(Written instruction):
In the material below, count the lines with the word "Emprendedor" and state that number only.

(Excerpted data):
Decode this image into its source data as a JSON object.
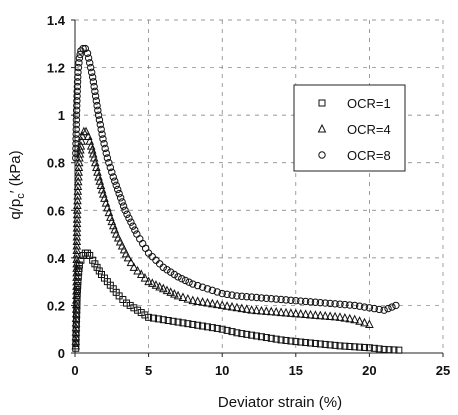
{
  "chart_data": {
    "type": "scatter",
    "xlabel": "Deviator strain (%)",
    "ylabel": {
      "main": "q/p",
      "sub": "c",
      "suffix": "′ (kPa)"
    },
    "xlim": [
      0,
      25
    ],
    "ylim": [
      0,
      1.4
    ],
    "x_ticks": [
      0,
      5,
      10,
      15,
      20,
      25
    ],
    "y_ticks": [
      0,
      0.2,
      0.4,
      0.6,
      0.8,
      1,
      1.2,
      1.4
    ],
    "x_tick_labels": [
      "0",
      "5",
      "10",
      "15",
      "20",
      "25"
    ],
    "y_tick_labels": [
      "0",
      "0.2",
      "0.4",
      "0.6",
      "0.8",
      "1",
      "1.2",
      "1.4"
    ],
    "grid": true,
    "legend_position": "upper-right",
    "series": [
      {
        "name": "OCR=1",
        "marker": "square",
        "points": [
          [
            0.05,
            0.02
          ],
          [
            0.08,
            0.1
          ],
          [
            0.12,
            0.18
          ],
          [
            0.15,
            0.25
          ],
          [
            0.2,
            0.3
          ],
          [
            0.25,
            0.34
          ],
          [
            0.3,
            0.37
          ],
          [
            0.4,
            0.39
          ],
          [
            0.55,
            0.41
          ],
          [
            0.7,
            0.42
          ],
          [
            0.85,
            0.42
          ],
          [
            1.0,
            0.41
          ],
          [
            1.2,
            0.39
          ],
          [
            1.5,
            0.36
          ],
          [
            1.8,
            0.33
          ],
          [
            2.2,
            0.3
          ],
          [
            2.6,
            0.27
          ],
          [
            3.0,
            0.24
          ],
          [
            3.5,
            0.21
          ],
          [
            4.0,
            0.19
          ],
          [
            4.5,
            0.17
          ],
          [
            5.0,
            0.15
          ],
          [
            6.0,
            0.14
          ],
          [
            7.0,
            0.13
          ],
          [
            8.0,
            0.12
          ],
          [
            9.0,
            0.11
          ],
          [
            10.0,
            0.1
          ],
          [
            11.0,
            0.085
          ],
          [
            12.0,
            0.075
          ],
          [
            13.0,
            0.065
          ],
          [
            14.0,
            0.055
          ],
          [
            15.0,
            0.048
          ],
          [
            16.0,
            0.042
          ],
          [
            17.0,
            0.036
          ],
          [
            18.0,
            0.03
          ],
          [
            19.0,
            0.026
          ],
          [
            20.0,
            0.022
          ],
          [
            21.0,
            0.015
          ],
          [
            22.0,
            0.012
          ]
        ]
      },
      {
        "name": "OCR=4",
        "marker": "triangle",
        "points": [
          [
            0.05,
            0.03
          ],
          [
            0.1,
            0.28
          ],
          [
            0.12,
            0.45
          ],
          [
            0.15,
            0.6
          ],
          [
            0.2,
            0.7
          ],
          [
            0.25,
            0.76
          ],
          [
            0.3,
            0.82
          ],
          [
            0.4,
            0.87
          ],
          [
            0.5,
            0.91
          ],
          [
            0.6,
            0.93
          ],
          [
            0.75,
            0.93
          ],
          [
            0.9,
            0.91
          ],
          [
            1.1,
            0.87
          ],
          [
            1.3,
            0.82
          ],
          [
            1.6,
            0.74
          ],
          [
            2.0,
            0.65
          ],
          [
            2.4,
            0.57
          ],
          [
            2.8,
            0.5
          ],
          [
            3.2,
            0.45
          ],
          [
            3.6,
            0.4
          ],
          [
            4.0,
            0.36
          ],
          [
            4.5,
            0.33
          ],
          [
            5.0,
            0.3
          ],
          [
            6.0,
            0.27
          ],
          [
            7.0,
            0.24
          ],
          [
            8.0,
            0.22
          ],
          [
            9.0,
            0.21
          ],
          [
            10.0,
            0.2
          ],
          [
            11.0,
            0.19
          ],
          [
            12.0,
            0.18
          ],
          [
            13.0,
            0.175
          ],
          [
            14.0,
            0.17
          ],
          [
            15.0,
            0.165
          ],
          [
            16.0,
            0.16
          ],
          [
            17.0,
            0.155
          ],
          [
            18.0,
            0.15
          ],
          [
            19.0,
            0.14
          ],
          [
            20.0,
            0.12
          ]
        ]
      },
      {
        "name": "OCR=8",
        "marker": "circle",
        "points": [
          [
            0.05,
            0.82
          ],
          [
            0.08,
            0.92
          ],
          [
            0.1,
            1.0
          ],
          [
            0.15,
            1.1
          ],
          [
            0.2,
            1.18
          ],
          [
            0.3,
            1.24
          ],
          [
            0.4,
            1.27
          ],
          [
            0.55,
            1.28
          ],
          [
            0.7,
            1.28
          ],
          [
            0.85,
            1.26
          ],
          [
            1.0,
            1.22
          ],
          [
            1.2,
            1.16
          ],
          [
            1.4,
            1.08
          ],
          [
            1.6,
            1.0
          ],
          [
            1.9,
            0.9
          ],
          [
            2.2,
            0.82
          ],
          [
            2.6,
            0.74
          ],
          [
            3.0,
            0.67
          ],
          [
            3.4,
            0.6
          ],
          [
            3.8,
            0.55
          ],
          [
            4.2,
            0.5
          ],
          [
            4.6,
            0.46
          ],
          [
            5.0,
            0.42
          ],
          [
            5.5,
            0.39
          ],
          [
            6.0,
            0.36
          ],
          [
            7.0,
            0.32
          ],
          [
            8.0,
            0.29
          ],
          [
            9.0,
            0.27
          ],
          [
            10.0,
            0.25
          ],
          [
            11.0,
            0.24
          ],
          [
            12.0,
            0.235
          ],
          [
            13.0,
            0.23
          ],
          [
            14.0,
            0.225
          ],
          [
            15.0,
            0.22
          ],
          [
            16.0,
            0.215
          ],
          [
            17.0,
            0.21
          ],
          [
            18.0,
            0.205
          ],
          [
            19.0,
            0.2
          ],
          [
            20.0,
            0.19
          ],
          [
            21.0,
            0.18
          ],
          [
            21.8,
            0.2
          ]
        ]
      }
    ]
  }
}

---

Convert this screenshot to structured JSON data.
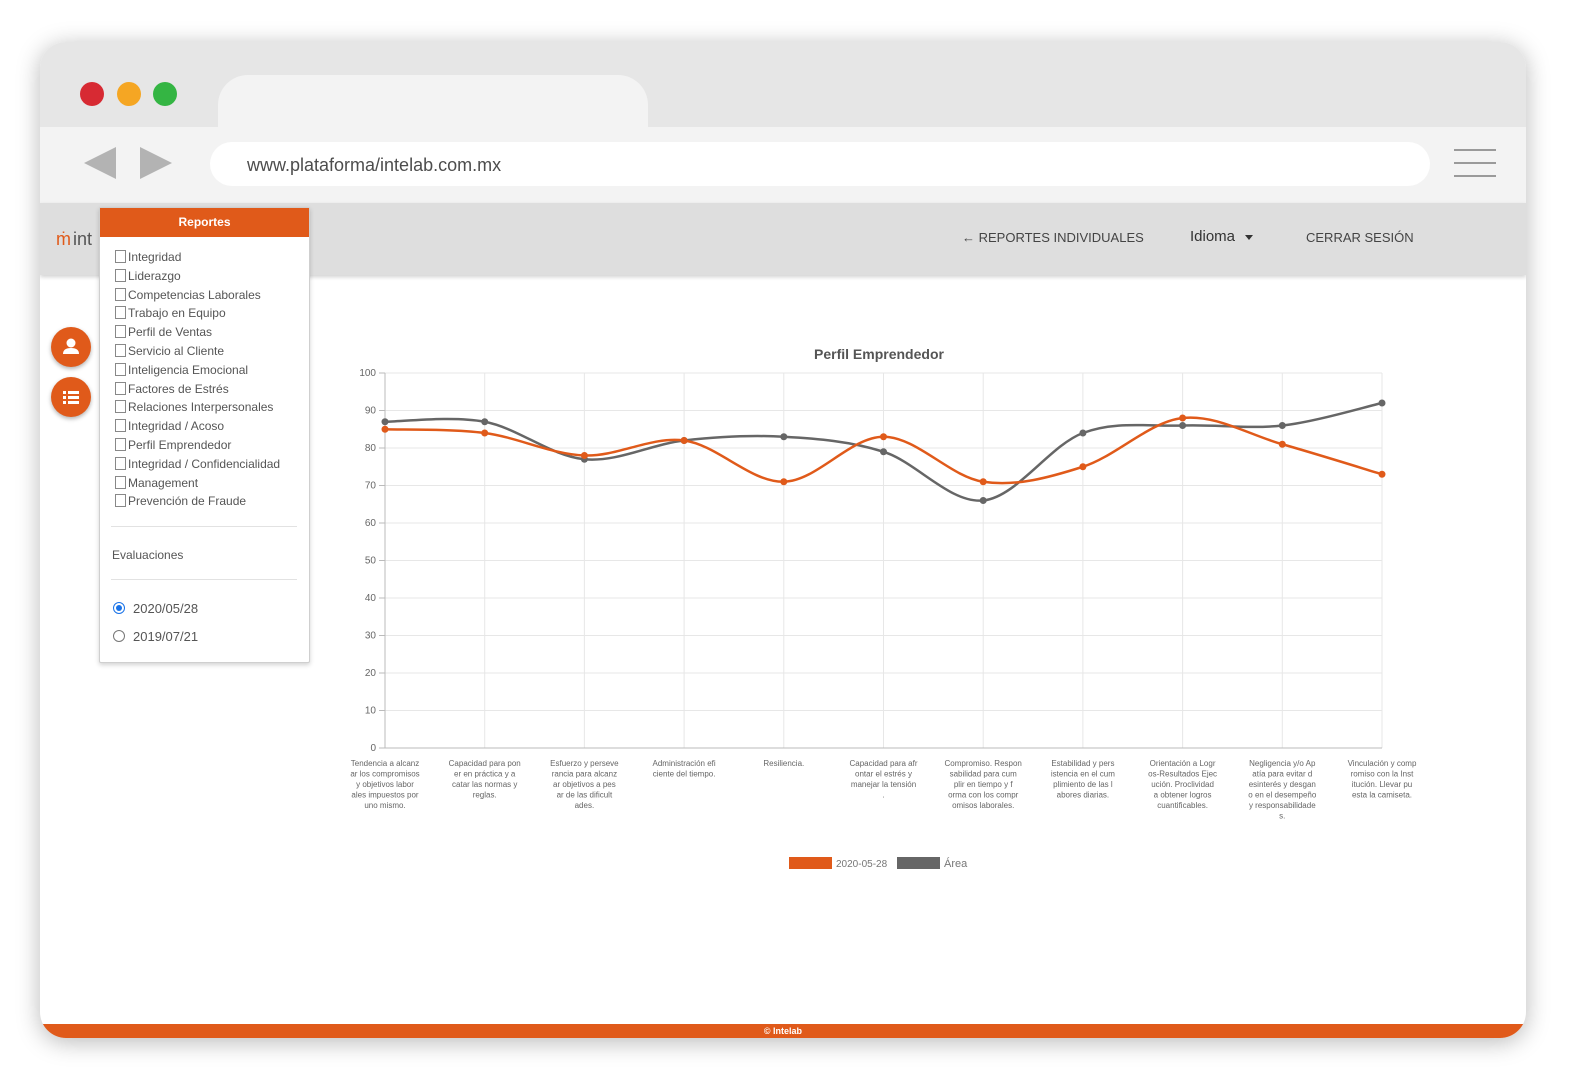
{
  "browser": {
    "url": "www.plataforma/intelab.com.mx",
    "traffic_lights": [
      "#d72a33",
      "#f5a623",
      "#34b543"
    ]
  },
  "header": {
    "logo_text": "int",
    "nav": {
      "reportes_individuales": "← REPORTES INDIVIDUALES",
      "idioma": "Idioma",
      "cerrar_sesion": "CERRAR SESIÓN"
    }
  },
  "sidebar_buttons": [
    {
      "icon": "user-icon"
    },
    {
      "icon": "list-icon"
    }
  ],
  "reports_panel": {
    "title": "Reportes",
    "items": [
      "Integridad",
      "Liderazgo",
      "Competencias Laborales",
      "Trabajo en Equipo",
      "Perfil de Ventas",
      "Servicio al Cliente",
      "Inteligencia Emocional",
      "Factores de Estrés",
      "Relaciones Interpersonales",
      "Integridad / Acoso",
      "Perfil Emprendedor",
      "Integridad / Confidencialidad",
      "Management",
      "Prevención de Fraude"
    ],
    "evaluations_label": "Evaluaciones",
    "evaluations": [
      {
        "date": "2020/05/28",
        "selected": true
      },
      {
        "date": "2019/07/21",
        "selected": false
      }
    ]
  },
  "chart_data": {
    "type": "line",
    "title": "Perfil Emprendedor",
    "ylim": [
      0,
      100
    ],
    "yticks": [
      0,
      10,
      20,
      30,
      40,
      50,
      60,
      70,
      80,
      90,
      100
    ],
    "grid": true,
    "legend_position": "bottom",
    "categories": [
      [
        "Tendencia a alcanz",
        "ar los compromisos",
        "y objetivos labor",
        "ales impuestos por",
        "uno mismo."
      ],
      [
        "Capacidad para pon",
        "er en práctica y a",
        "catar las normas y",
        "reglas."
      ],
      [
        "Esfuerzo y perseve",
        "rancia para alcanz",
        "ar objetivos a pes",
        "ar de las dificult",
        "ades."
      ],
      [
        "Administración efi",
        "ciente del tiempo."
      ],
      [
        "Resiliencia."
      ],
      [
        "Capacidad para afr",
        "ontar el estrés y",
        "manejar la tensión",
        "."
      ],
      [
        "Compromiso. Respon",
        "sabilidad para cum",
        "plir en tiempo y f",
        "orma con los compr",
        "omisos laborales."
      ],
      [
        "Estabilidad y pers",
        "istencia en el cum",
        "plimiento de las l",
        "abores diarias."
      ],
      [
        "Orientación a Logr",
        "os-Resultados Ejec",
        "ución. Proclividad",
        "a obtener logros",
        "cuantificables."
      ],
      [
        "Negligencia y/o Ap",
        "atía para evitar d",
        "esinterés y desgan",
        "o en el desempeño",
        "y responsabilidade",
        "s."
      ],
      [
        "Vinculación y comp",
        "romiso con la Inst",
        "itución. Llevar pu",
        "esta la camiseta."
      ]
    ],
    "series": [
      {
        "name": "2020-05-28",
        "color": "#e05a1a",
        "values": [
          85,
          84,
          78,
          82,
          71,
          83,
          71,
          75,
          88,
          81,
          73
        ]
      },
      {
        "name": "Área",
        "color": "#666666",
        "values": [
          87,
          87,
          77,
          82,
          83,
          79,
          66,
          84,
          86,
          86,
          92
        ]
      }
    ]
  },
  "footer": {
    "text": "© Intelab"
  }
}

(Answer in full):
2